Answer with a single number: the count of lines that include the string "Resto".

— start RECORD EXTRACTS —

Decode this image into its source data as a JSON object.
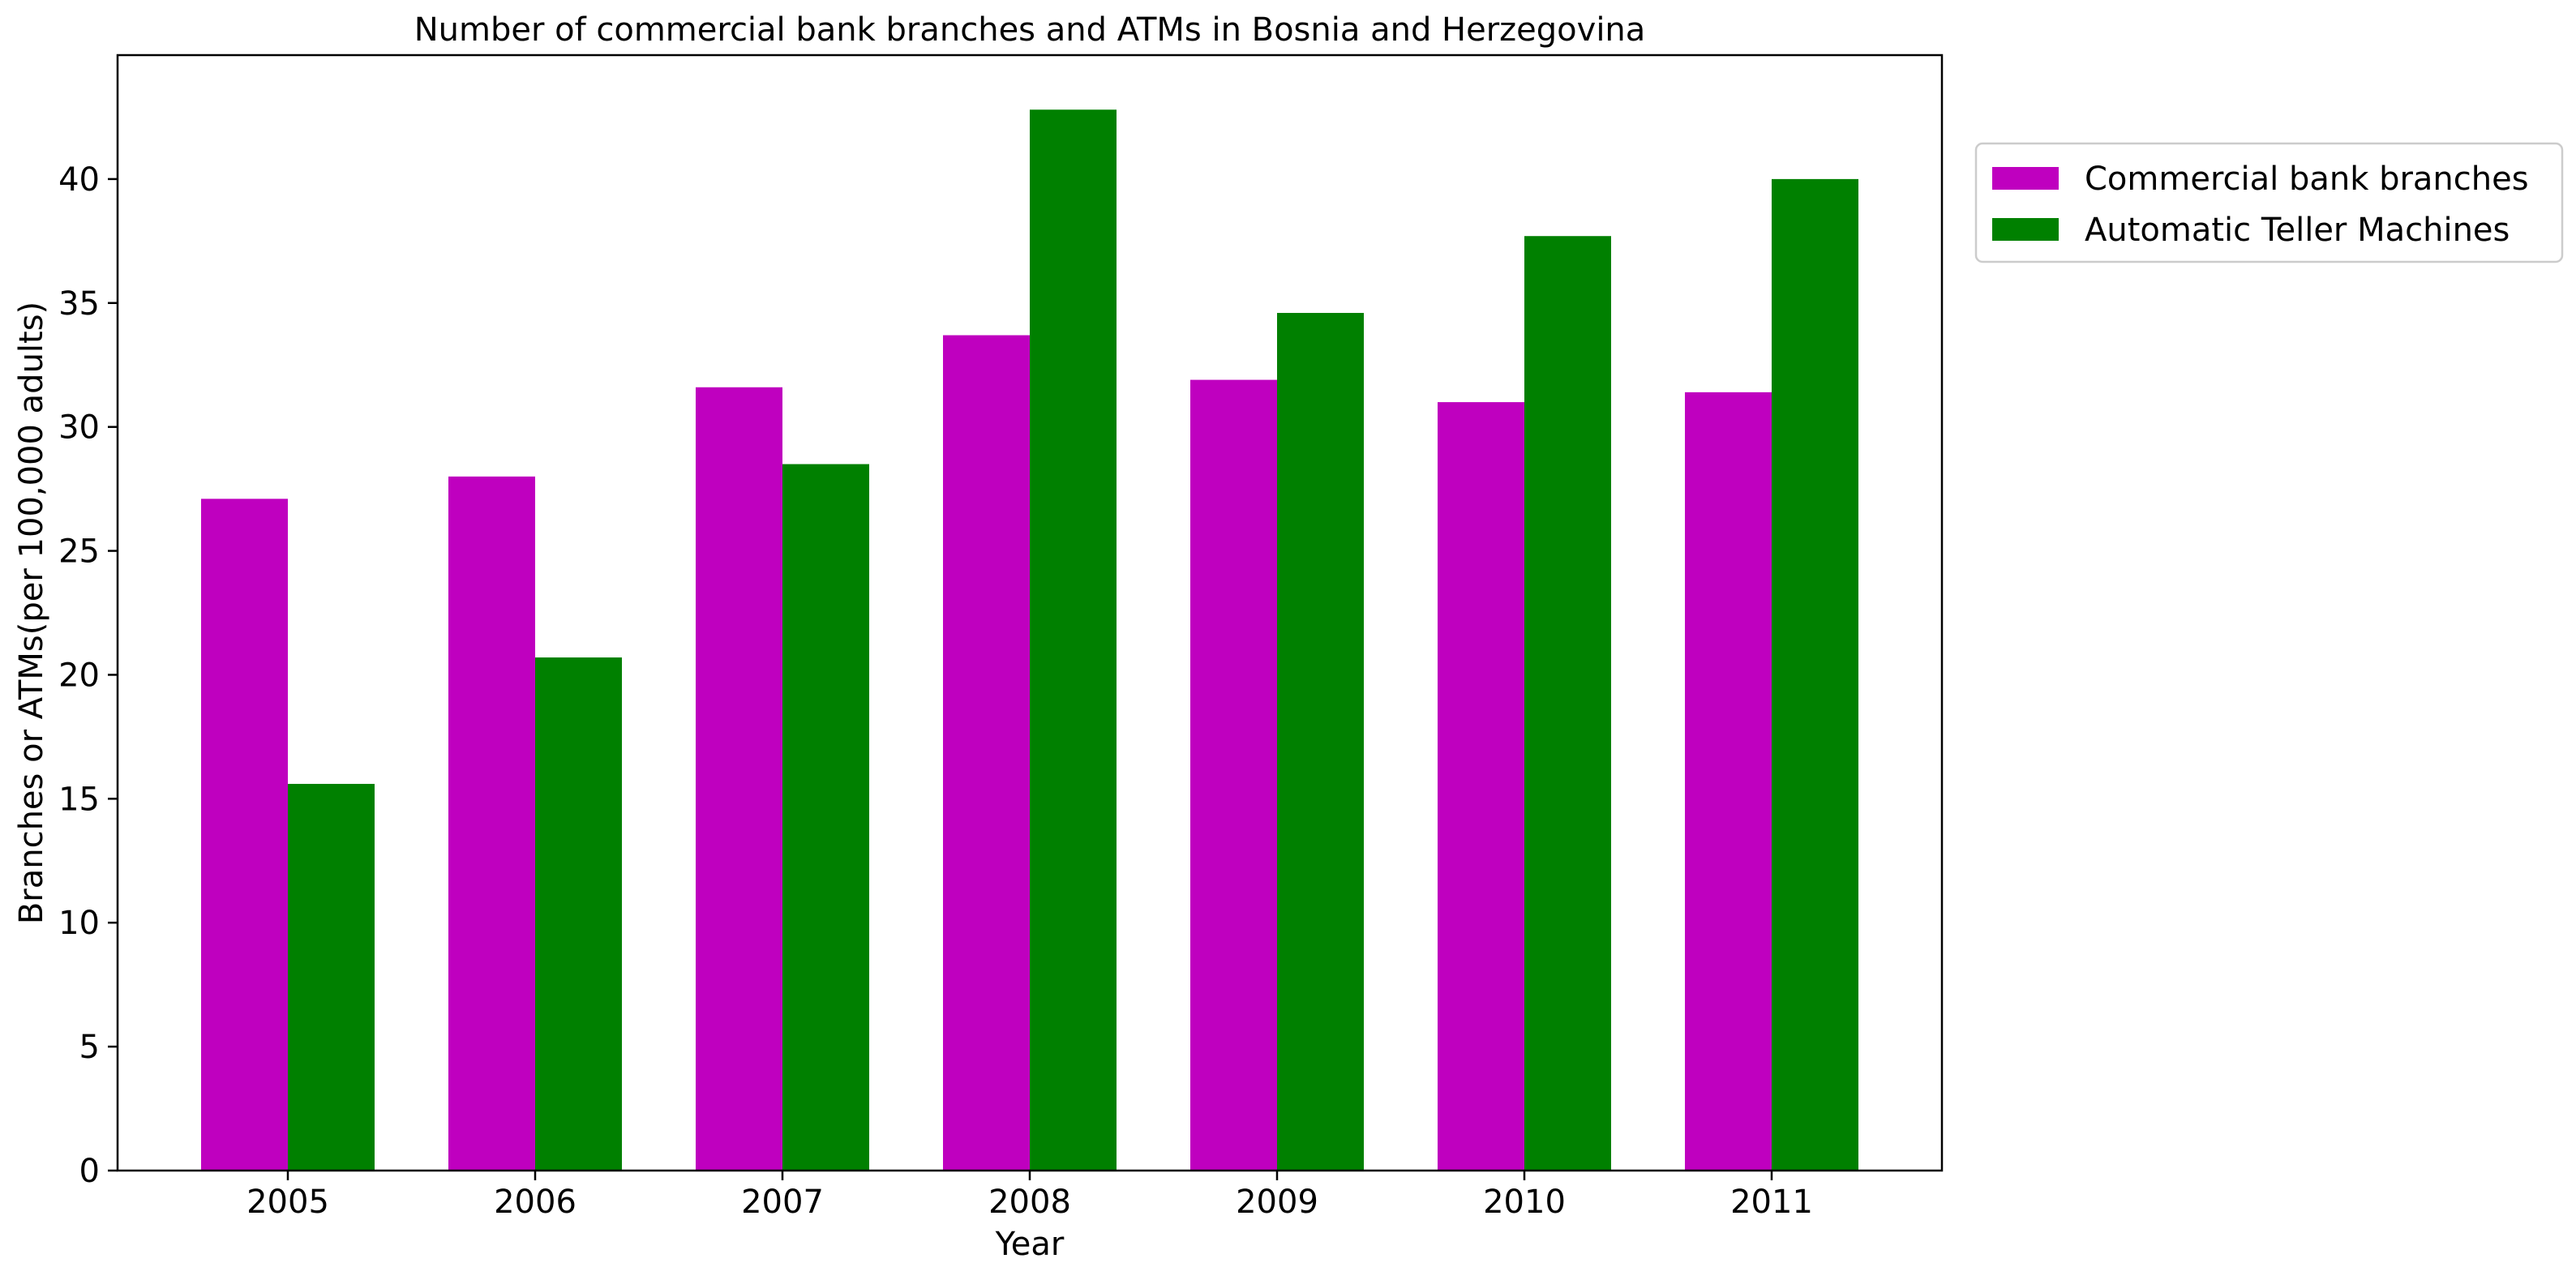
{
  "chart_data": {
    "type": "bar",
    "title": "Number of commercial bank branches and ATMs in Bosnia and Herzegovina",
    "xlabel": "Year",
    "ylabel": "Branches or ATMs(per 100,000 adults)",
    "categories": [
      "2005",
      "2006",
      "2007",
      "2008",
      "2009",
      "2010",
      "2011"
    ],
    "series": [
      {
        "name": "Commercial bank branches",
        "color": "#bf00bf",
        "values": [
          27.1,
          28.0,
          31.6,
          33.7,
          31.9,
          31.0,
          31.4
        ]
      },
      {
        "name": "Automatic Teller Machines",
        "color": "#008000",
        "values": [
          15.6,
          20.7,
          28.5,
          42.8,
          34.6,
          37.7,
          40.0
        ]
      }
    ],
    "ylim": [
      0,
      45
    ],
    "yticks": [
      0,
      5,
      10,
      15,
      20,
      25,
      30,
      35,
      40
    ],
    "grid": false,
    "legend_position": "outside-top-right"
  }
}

— end RECORD EXTRACTS —
— start RECORD EXTRACTS —

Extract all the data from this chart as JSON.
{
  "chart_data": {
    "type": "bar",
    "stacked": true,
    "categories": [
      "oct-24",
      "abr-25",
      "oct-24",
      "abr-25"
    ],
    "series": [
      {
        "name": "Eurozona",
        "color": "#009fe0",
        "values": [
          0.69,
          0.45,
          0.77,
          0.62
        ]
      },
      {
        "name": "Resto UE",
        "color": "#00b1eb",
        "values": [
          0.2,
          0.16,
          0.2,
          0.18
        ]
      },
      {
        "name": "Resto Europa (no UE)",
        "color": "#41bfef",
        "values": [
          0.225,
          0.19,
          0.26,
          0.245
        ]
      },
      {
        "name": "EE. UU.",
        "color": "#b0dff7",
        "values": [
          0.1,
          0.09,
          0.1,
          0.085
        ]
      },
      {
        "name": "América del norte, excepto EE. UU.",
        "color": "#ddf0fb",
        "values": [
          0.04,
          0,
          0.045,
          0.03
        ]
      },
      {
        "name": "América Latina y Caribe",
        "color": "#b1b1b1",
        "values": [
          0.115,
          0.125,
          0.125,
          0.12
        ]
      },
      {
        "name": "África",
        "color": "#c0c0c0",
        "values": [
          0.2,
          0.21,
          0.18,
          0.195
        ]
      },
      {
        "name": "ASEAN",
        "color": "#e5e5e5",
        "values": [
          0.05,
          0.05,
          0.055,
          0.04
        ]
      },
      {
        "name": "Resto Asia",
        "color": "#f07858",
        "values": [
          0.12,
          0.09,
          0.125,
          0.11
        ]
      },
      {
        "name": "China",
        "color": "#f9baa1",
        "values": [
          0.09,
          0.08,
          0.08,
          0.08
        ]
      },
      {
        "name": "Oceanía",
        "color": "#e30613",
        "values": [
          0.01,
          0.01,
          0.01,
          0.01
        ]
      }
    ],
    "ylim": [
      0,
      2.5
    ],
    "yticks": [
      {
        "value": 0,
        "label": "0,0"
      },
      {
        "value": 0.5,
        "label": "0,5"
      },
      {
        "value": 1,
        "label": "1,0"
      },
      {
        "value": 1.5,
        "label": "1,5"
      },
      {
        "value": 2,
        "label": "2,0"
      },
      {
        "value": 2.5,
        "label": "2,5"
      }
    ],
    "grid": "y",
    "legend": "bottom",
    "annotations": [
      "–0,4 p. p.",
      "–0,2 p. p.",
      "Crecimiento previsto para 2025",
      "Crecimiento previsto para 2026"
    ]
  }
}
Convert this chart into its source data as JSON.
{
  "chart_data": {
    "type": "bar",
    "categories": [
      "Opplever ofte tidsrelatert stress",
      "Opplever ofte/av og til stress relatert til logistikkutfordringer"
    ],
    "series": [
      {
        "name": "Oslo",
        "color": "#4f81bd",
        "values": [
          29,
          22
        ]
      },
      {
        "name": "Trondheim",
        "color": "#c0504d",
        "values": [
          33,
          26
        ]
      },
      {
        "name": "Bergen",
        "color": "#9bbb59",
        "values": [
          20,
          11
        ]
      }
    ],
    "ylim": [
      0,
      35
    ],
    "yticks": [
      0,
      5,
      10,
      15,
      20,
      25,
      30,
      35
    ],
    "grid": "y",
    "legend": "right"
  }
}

— end RECORD EXTRACTS —
— start RECORD EXTRACTS —

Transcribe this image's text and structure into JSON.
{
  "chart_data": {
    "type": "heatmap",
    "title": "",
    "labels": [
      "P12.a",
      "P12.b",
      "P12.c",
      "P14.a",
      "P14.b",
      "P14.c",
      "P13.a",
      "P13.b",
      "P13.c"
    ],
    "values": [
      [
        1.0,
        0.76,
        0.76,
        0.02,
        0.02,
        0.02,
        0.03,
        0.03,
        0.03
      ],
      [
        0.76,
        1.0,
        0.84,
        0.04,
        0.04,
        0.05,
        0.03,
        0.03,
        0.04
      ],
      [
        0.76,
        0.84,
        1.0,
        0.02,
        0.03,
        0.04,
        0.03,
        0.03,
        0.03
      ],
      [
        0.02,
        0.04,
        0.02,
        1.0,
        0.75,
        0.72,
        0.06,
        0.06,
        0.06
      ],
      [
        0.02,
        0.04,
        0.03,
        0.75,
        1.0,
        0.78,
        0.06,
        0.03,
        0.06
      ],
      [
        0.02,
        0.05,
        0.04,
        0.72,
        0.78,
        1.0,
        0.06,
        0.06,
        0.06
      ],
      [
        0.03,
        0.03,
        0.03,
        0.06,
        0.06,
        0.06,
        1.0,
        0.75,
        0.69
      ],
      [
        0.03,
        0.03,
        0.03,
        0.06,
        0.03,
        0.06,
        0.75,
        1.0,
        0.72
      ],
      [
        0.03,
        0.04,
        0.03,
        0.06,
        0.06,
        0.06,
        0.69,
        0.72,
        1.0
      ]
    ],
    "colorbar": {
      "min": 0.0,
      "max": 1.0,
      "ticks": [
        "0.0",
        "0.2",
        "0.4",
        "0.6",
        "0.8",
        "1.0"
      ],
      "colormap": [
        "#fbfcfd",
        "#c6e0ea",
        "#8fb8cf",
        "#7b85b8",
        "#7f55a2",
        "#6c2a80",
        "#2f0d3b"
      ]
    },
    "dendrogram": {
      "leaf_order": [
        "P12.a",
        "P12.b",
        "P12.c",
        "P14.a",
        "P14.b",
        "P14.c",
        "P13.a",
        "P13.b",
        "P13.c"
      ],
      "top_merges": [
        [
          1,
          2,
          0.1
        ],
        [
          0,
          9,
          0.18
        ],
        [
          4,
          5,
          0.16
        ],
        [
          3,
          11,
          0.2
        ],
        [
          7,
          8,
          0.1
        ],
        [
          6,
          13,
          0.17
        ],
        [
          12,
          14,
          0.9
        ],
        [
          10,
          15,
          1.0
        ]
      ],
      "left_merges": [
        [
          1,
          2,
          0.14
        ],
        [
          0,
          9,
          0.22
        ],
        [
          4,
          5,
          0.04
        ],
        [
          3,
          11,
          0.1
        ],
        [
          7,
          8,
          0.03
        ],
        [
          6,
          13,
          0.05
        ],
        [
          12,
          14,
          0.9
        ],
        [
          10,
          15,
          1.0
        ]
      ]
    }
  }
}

— end RECORD EXTRACTS —

TASK RESULT: 3